#### Task to carry out:
Using the data below, copy every line that contains the word "Inflows".

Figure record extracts

>>>

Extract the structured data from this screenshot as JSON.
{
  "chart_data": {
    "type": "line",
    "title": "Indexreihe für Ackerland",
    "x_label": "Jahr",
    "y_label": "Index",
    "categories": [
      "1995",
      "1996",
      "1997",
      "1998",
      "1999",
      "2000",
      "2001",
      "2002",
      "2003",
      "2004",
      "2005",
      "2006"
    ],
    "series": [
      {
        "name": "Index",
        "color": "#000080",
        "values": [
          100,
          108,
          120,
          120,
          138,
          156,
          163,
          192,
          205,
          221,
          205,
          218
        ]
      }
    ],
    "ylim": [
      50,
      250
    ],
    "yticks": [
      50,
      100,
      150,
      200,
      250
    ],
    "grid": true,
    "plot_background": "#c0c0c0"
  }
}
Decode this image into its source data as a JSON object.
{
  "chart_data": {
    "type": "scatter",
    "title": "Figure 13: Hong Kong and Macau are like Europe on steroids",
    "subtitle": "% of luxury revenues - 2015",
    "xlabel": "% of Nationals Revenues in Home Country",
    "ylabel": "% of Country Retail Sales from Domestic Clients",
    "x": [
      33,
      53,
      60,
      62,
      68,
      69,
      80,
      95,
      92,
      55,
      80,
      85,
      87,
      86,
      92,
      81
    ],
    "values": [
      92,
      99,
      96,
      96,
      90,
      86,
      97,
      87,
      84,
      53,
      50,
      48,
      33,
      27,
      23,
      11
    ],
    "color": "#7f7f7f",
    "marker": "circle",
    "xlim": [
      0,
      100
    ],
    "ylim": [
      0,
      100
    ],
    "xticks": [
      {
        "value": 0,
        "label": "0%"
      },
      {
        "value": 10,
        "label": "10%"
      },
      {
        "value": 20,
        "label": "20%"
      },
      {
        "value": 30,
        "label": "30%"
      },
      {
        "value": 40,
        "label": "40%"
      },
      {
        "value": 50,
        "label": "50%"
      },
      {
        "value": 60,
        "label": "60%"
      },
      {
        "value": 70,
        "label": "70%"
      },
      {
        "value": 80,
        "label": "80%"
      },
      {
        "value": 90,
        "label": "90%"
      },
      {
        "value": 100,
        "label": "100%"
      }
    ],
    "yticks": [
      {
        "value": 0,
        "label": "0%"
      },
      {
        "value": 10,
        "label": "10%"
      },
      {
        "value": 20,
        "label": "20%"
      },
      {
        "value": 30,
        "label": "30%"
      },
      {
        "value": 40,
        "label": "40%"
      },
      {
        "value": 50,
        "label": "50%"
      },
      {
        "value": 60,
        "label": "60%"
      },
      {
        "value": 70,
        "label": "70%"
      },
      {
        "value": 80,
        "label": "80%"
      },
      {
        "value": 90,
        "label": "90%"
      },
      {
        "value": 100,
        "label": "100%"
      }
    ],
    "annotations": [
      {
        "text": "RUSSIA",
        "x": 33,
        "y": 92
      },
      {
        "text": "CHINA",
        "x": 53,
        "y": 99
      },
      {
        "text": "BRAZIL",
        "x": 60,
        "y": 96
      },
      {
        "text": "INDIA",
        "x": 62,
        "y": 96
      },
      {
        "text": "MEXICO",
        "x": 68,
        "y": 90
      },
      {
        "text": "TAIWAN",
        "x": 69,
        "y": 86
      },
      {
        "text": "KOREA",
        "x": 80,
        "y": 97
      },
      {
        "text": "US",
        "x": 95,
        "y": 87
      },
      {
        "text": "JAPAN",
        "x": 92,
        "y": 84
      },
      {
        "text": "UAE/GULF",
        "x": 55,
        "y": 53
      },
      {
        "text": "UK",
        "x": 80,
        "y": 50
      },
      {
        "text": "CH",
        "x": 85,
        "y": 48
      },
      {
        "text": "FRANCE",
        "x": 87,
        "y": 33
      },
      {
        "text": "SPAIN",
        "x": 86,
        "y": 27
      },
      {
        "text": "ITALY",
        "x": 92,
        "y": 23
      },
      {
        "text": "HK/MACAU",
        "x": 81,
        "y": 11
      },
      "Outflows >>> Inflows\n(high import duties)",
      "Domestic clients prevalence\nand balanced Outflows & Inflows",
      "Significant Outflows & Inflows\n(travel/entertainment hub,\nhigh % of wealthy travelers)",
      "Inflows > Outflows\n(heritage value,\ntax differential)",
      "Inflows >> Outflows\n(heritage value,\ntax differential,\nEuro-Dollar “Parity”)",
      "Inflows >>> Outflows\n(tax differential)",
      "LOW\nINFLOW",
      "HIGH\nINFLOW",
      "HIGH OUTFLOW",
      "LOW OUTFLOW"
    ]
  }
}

<<<

#### Written answer:
      "Outflows >>> Inflows\n(high import duties)",
      "Domestic clients prevalence\nand balanced Outflows & Inflows",
      "Significant Outflows & Inflows\n(travel/entertainment hub,\nhigh % of wealthy travelers)",
      "Inflows > Outflows\n(heritage value,\ntax differential)",
      "Inflows >> Outflows\n(heritage value,\ntax differential,\nEuro-Dollar “Parity”)",
      "Inflows >>> Outflows\n(tax differential)",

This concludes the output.